──────── Source data
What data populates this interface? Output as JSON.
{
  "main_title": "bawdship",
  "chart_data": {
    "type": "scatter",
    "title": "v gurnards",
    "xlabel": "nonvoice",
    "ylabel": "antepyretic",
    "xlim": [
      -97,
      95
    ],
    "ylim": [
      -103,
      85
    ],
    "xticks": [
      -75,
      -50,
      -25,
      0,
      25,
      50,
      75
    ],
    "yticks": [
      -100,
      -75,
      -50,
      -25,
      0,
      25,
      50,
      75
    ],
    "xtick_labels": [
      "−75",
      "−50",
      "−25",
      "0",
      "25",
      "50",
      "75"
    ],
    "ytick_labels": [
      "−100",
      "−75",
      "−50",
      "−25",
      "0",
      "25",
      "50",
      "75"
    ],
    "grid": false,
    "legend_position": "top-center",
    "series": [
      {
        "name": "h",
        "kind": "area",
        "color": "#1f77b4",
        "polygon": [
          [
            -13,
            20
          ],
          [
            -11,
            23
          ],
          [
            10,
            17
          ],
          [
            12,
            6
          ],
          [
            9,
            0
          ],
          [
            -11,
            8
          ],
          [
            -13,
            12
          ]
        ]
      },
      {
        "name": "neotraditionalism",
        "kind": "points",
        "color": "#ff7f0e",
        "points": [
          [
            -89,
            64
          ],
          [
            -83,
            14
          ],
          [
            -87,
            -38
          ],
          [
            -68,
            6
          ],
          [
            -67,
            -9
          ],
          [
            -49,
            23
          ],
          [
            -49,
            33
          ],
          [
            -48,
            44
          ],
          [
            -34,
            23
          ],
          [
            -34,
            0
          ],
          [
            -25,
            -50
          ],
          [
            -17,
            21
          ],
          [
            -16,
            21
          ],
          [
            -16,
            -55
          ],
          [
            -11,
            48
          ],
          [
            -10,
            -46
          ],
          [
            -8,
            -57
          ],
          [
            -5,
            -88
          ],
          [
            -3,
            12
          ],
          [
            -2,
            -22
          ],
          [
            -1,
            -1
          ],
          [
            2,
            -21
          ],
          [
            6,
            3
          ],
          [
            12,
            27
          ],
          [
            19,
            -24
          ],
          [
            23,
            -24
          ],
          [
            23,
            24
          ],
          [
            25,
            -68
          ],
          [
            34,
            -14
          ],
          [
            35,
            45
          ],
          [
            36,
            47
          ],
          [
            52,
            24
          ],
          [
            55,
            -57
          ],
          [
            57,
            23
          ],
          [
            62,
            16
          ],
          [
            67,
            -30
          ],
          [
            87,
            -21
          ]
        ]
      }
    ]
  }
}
────────────────
**Brief**
Transcribe every entry verbatim.

**Expected answer**
What data populates this interface? Output as JSON.
{
  "main_title": "bawdship",
  "chart_data": {
    "type": "scatter",
    "title": "v gurnards",
    "xlabel": "nonvoice",
    "ylabel": "antepyretic",
    "xlim": [
      -97,
      95
    ],
    "ylim": [
      -103,
      85
    ],
    "xticks": [
      -75,
      -50,
      -25,
      0,
      25,
      50,
      75
    ],
    "yticks": [
      -100,
      -75,
      -50,
      -25,
      0,
      25,
      50,
      75
    ],
    "xtick_labels": [
      "−75",
      "−50",
      "−25",
      "0",
      "25",
      "50",
      "75"
    ],
    "ytick_labels": [
      "−100",
      "−75",
      "−50",
      "−25",
      "0",
      "25",
      "50",
      "75"
    ],
    "grid": false,
    "legend_position": "top-center",
    "series": [
      {
        "name": "h",
        "kind": "area",
        "color": "#1f77b4",
        "polygon": [
          [
            -13,
            20
          ],
          [
            -11,
            23
          ],
          [
            10,
            17
          ],
          [
            12,
            6
          ],
          [
            9,
            0
          ],
          [
            -11,
            8
          ],
          [
            -13,
            12
          ]
        ]
      },
      {
        "name": "neotraditionalism",
        "kind": "points",
        "color": "#ff7f0e",
        "points": [
          [
            -89,
            64
          ],
          [
            -83,
            14
          ],
          [
            -87,
            -38
          ],
          [
            -68,
            6
          ],
          [
            -67,
            -9
          ],
          [
            -49,
            23
          ],
          [
            -49,
            33
          ],
          [
            -48,
            44
          ],
          [
            -34,
            23
          ],
          [
            -34,
            0
          ],
          [
            -25,
            -50
          ],
          [
            -17,
            21
          ],
          [
            -16,
            21
          ],
          [
            -16,
            -55
          ],
          [
            -11,
            48
          ],
          [
            -10,
            -46
          ],
          [
            -8,
            -57
          ],
          [
            -5,
            -88
          ],
          [
            -3,
            12
          ],
          [
            -2,
            -22
          ],
          [
            -1,
            -1
          ],
          [
            2,
            -21
          ],
          [
            6,
            3
          ],
          [
            12,
            27
          ],
          [
            19,
            -24
          ],
          [
            23,
            -24
          ],
          [
            23,
            24
          ],
          [
            25,
            -68
          ],
          [
            34,
            -14
          ],
          [
            35,
            45
          ],
          [
            36,
            47
          ],
          [
            52,
            24
          ],
          [
            55,
            -57
          ],
          [
            57,
            23
          ],
          [
            62,
            16
          ],
          [
            67,
            -30
          ],
          [
            87,
            -21
          ]
        ]
      }
    ]
  }
}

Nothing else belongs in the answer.